# What is digging up my yard?



## BQ41 (8 mo ago)

Every morning I wake up to more and more of my yard dug up and I need some help identifying what it might be for best repellent. We have gotten a ton of rain lately and I don't remember this being an issue when we were in a drought, not sure if that could be playing into it as well. Any help would be appreciated.


----------



## Glen_Cove_5511 (Jun 13, 2020)

Willing to bet that's from a raccoon. I have very similar damage and cameras confirm it was a raccoon.


----------



## BQ41 (8 mo ago)

Glen_Cove_5511 said:


> Willing to bet that's from a raccoon. I have very similar damage and cameras confirm it was a raccoon.


I was thinking either that or armadillos in South Georgia. Have you been able to get rid of them? We just bought this house and it's our first summer here, probably have a grub problem I should have sprayed for.


----------



## Glen_Cove_5511 (Jun 13, 2020)

I haven't been able to get rid of the raccoons. Thinking about trying one of those motion-activated sprinklers.


----------



## STI_MECE (Aug 4, 2020)

That is a armadillo. They are pretty territorial, if you see more damage typically after you wake up in the morning (they are typically found anywhere between 1-5am) its a armadillo. Especially that one next to the fence, that is 100% armadillo.

To get rid of them? Shoot them.

== Entries provided ==
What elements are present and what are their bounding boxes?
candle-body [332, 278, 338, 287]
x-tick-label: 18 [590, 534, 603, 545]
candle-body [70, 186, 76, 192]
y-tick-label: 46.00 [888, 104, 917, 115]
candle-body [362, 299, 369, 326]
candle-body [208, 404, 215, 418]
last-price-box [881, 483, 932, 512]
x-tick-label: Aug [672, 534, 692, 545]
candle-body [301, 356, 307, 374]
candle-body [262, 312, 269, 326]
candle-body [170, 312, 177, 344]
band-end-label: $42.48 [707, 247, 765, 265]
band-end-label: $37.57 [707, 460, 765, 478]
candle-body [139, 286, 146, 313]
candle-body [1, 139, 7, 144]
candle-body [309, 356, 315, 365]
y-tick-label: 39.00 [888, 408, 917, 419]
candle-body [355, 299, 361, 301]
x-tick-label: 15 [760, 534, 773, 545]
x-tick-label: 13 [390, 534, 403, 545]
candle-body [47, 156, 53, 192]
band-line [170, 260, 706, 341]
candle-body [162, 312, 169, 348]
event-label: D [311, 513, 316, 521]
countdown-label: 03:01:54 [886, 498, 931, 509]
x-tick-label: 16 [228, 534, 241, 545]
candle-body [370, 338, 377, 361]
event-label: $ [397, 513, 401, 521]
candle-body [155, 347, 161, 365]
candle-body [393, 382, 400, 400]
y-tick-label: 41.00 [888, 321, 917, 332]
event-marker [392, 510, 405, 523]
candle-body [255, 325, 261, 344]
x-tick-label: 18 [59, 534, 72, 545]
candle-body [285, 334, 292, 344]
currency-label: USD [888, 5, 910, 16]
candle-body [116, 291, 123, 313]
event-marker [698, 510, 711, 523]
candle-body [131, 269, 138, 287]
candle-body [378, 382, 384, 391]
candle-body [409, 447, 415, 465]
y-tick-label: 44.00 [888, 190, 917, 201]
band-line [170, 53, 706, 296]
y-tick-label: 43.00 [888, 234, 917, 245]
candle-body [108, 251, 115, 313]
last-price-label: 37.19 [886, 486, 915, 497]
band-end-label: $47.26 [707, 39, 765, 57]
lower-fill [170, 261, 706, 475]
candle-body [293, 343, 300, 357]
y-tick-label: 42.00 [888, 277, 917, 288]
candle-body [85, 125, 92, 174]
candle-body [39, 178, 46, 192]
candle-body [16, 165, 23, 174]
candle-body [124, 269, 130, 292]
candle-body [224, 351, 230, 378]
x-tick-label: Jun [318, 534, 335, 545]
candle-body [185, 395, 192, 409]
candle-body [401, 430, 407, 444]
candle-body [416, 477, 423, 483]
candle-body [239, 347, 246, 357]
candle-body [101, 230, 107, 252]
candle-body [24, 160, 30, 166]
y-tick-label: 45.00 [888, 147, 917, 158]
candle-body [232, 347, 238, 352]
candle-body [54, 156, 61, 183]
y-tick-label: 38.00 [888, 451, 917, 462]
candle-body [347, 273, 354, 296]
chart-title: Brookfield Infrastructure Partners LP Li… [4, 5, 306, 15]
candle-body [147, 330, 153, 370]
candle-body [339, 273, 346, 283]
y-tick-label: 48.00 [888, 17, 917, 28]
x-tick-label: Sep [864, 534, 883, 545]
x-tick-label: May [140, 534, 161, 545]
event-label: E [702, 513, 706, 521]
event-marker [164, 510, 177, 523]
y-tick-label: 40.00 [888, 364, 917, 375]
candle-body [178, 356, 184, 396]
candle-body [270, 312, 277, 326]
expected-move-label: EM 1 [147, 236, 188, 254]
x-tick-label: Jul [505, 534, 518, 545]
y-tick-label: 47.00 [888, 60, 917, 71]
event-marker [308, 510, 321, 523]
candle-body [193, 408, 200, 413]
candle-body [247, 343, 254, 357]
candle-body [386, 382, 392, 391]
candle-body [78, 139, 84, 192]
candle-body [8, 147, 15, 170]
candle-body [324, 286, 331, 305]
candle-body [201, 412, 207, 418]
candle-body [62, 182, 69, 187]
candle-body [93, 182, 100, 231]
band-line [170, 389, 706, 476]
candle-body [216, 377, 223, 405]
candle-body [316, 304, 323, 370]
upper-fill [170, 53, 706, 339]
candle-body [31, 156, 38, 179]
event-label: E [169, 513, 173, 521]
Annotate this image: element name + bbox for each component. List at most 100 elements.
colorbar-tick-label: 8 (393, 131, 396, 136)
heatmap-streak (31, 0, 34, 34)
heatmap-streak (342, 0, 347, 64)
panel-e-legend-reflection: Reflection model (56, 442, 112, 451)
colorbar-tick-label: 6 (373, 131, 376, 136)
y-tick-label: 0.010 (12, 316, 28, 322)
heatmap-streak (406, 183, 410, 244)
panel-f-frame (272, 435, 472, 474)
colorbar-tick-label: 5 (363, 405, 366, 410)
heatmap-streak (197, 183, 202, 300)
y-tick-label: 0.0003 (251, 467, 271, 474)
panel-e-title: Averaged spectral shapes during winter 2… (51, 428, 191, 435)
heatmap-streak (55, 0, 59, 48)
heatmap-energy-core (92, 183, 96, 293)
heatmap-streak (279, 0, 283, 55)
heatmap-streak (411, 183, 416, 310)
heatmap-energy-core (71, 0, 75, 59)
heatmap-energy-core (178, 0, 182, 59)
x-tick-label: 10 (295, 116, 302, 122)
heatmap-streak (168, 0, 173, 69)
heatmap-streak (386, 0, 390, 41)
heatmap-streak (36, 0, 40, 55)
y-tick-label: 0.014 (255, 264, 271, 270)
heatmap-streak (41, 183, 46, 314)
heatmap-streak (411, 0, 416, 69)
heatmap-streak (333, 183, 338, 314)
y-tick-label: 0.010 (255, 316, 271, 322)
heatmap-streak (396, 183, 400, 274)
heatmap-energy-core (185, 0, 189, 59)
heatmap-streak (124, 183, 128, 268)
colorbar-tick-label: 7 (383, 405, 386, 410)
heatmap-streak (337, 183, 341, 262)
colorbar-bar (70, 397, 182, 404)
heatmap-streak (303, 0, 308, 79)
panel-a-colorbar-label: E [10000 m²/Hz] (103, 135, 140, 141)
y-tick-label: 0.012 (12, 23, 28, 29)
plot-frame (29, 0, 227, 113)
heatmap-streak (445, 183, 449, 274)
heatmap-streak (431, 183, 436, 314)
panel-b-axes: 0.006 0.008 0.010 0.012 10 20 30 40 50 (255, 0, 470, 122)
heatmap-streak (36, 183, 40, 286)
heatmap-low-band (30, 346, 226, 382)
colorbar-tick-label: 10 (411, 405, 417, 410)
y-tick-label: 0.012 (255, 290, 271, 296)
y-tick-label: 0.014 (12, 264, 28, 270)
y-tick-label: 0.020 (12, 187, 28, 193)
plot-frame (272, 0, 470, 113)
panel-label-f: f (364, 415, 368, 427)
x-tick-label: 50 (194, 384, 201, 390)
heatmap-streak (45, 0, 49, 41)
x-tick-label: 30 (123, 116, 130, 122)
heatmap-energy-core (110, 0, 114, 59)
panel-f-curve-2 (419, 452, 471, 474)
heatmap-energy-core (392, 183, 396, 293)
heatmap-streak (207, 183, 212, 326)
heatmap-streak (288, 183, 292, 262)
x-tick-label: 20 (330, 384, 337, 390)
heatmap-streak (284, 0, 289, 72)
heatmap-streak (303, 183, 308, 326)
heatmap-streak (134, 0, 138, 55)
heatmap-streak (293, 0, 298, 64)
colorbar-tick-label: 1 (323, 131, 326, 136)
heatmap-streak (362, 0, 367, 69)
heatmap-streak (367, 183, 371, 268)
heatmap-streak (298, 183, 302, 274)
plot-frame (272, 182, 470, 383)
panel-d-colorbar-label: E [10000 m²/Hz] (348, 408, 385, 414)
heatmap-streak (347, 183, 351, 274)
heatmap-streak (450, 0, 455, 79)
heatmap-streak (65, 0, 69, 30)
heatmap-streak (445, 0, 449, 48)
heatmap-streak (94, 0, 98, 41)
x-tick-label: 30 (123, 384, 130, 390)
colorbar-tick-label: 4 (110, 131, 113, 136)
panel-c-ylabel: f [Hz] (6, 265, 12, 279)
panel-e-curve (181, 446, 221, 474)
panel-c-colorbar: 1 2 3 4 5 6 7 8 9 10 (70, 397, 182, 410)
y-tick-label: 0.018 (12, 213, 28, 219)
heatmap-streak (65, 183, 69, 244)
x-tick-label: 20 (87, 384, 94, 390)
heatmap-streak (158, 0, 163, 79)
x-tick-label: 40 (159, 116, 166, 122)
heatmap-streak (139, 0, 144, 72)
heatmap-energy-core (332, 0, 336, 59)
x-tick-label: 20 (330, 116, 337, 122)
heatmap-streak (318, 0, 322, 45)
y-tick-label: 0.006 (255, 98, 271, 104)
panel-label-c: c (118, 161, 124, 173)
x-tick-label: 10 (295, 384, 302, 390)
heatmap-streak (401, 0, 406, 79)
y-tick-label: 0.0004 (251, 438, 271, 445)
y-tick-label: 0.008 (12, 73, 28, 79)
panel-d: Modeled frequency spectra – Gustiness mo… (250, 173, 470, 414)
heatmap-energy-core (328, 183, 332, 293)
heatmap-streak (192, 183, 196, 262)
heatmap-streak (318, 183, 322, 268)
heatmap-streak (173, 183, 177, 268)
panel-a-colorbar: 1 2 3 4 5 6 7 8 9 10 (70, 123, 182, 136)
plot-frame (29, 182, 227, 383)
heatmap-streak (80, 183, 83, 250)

== Given task ==
Could you quote the whole yard-digging thread word for word?

== Response to this exercise ==
# What is digging up my yard?



## BQ41 (8 mo ago)

Every morning I wake up to more and more of my yard dug up and I need some help identifying what it might be for best repellent. We have gotten a ton of rain lately and I don't remember this being an issue when we were in a drought, not sure if that could be playing into it as well. Any help would be appreciated.


----------



## Glen_Cove_5511 (Jun 13, 2020)

Willing to bet that's from a raccoon. I have very similar damage and cameras confirm it was a raccoon.


----------



## BQ41 (8 mo ago)

Glen_Cove_5511 said:


> Willing to bet that's from a raccoon. I have very similar damage and cameras confirm it was a raccoon.


I was thinking either that or armadillos in South Georgia. Have you been able to get rid of them? We just bought this house and it's our first summer here, probably have a grub problem I should have sprayed for.


----------



## Glen_Cove_5511 (Jun 13, 2020)

I haven't been able to get rid of the raccoons. Thinking about trying one of those motion-activated sprinklers.


----------



## STI_MECE (Aug 4, 2020)

That is a armadillo. They are pretty territorial, if you see more damage typically after you wake up in the morning (they are typically found anywhere between 1-5am) its a armadillo. Especially that one next to the fence, that is 100% armadillo.

To get rid of them? Shoot them.